Aim of the exercise: Every record must be written out once more, with nothing added or omitted.

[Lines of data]
· · · · · · ·

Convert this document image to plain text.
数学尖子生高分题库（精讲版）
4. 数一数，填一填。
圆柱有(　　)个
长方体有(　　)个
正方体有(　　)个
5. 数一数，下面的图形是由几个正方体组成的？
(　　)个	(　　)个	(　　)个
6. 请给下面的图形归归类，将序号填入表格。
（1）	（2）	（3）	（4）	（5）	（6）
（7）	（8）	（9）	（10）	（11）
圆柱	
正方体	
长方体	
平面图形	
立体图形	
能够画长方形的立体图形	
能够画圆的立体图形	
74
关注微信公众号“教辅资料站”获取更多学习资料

· · · · · · ·

Reply to the task:
Convert this document image to plain text.
数学尖子生高分题库（精讲版）
4. 数一数，填一填。
圆柱有(　　)个
长方体有(　　)个
正方体有(　　)个
5. 数一数，下面的图形是由几个正方体组成的？
(　　)个	(　　)个	(　　)个
6. 请给下面的图形归归类，将序号填入表格。
（1）	（2）	（3）	（4）	（5）	（6）
（7）	（8）	（9）	（10）	（11）
圆柱	
正方体	
长方体	
平面图形	
立体图形	
能够画长方形的立体图形	
能够画圆的立体图形	
74
关注微信公众号“教辅资料站”获取更多学习资料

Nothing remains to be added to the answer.